Problem description -
Looking at the listing, state how many of its lines contain the string "File". Write only the number.

Recorded information -
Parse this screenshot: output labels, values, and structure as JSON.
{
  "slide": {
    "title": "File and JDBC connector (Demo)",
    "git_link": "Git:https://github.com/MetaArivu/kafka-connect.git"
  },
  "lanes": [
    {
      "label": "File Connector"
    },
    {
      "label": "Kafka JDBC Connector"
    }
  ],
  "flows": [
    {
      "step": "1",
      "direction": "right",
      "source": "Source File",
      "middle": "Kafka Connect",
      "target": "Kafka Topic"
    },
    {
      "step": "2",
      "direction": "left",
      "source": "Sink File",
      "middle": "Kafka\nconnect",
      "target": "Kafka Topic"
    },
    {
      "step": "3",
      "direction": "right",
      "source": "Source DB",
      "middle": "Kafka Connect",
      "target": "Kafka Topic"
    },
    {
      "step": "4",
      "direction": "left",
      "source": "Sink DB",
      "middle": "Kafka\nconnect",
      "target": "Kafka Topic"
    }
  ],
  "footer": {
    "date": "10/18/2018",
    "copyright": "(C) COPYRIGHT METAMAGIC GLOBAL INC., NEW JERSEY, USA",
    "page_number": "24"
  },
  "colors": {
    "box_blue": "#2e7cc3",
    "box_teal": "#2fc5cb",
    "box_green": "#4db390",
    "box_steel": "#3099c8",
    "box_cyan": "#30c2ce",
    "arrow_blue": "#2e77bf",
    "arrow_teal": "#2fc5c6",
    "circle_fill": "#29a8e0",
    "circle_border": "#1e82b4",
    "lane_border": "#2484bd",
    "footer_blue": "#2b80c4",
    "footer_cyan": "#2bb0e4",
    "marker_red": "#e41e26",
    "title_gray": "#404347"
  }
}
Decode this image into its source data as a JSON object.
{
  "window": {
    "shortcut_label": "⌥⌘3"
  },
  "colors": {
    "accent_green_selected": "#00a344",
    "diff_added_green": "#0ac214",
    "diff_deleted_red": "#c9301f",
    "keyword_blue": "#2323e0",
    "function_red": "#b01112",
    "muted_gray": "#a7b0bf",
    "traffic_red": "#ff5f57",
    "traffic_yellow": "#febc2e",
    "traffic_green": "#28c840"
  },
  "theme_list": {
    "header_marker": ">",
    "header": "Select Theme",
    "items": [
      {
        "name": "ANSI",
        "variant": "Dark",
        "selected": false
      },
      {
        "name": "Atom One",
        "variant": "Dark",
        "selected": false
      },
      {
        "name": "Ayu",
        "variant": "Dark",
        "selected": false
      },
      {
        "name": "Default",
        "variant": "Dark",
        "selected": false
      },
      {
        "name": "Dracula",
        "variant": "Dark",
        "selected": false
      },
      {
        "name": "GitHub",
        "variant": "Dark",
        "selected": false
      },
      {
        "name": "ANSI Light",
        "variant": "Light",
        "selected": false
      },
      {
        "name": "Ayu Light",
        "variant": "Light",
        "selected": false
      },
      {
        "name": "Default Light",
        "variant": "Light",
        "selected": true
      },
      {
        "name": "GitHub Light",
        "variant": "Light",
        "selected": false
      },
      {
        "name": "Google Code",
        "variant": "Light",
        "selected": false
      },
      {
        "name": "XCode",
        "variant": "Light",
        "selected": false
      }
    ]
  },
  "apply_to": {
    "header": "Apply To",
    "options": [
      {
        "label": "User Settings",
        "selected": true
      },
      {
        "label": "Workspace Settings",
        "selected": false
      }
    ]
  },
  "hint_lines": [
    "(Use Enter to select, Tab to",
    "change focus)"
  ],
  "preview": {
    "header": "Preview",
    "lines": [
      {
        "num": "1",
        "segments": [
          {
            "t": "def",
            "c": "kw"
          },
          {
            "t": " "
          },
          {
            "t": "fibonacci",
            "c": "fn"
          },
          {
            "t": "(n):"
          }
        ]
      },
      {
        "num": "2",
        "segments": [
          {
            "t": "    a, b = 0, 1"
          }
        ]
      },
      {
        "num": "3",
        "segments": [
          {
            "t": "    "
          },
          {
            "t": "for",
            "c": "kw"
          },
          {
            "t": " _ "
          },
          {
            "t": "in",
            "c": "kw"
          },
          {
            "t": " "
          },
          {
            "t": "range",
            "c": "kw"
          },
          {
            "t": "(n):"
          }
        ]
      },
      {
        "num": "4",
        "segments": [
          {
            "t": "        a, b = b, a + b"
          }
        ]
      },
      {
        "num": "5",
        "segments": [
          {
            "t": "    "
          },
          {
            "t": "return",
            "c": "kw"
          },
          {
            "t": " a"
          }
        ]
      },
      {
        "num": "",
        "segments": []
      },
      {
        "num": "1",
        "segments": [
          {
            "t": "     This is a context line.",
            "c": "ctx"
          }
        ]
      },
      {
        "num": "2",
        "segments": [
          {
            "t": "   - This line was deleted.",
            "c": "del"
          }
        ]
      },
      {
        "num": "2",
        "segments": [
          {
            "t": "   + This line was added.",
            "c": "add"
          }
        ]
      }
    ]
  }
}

Finished task -
4